All lines in the data bearing the string "Background" should be identified and copied.

[Extracted records]
===============
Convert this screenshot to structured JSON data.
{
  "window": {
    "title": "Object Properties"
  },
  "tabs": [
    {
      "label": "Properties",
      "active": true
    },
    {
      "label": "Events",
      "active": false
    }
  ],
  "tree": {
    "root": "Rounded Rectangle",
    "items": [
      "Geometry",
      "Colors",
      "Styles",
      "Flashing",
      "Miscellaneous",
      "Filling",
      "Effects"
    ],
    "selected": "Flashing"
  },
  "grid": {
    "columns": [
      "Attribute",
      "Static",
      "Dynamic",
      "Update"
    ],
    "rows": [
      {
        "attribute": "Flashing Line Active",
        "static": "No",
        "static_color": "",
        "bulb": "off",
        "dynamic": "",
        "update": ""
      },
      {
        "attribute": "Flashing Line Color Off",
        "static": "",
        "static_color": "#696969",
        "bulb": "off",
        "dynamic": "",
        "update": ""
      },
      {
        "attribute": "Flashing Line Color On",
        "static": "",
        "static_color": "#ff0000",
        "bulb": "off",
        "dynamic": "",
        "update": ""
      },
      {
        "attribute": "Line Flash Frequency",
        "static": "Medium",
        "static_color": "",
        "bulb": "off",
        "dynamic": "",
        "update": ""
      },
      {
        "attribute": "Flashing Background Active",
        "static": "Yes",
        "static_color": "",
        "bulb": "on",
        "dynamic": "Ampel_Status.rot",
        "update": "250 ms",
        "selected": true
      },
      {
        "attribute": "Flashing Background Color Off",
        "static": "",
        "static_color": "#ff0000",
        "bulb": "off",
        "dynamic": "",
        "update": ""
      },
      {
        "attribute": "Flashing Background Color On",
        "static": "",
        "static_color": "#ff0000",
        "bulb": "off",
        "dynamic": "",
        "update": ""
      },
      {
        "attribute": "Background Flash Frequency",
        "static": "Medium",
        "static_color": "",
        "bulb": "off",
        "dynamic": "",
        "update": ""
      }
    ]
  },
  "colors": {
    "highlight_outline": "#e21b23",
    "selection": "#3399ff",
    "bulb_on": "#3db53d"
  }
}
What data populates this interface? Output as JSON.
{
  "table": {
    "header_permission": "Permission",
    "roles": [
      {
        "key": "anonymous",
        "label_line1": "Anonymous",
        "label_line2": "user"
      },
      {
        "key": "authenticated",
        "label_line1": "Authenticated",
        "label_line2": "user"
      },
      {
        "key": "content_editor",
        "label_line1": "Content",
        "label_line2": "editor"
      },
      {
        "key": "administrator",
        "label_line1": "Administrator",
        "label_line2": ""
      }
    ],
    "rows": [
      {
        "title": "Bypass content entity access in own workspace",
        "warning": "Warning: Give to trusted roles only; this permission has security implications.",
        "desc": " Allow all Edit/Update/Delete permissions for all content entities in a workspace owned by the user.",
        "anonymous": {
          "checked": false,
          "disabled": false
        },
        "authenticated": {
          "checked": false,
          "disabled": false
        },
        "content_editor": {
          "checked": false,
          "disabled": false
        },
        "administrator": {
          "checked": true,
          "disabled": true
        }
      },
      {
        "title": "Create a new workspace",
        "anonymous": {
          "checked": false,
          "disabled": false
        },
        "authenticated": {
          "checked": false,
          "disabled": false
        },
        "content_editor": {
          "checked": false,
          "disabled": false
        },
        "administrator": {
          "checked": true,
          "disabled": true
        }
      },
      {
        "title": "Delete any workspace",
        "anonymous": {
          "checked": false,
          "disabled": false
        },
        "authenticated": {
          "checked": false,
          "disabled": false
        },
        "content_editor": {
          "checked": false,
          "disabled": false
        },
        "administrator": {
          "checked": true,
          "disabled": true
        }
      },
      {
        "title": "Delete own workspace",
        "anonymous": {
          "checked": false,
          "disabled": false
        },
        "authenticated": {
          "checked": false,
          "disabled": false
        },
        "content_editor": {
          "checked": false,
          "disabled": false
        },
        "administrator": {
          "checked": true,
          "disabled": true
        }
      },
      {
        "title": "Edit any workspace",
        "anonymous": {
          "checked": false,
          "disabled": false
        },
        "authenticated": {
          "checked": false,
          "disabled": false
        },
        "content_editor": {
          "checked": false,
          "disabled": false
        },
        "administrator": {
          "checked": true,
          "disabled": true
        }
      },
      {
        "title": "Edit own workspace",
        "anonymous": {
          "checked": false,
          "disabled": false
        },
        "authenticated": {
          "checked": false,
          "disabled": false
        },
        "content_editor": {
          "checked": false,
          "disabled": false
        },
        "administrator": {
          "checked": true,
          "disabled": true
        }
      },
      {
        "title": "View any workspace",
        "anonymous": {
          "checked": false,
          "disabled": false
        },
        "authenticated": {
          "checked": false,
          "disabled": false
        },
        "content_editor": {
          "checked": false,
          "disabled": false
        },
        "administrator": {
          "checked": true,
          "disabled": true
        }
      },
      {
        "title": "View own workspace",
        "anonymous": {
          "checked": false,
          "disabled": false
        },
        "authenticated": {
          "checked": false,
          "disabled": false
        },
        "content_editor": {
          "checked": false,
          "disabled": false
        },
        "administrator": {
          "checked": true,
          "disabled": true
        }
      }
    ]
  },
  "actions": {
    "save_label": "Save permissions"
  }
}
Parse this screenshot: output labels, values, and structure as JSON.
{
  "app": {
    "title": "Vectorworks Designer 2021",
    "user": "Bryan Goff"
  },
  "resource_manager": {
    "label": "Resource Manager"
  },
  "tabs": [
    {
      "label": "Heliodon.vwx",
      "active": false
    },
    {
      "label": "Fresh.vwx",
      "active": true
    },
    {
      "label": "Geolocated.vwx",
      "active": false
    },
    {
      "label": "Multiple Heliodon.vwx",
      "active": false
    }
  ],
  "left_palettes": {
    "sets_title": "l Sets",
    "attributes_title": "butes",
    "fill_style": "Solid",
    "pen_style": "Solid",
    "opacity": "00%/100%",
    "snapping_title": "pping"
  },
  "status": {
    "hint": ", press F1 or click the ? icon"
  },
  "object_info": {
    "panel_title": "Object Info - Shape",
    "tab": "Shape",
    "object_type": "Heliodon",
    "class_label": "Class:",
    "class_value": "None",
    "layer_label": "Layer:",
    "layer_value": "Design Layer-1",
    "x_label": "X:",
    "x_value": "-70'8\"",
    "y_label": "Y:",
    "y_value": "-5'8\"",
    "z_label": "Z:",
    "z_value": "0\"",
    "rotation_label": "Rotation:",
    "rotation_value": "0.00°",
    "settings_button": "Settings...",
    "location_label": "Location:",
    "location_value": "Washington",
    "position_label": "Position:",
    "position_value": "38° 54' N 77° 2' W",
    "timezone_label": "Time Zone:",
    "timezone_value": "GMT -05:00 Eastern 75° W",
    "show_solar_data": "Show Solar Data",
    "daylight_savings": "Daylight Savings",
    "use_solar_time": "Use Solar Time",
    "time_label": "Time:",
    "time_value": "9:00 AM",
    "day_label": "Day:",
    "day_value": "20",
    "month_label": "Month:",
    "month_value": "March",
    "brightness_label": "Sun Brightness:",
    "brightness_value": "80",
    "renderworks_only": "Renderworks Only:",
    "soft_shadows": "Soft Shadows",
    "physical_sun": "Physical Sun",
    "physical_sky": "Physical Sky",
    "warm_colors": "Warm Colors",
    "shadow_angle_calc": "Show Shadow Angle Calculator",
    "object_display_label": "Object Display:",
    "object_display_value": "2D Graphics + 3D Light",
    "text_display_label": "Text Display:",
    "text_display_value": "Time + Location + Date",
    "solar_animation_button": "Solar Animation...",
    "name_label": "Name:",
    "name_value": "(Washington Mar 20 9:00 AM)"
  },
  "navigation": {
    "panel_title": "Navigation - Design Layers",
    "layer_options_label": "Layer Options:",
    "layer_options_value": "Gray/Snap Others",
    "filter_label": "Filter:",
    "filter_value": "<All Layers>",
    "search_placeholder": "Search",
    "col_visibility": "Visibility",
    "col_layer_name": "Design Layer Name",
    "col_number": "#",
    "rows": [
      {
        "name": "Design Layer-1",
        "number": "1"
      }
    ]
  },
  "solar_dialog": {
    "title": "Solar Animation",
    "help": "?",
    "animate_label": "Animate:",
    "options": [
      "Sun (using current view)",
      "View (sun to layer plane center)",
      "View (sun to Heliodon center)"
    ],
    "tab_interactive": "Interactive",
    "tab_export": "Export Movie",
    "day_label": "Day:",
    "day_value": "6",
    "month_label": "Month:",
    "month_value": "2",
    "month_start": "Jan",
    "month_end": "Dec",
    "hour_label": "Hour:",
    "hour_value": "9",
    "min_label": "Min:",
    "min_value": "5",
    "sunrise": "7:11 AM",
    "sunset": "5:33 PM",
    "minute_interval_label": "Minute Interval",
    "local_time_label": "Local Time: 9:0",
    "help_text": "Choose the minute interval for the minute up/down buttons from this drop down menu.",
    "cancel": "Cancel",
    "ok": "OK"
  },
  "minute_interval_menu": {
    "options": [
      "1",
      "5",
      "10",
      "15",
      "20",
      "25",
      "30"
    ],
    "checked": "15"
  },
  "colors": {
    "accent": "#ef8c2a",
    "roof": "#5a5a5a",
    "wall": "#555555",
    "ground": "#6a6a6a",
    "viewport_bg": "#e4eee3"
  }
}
===============
◆ **TASK ANSWER**:
        "attribute": "Flashing Background Active",
        "attribute": "Flashing Background Color Off",
        "attribute": "Flashing Background Color On",
        "attribute": "Background Flash Frequency",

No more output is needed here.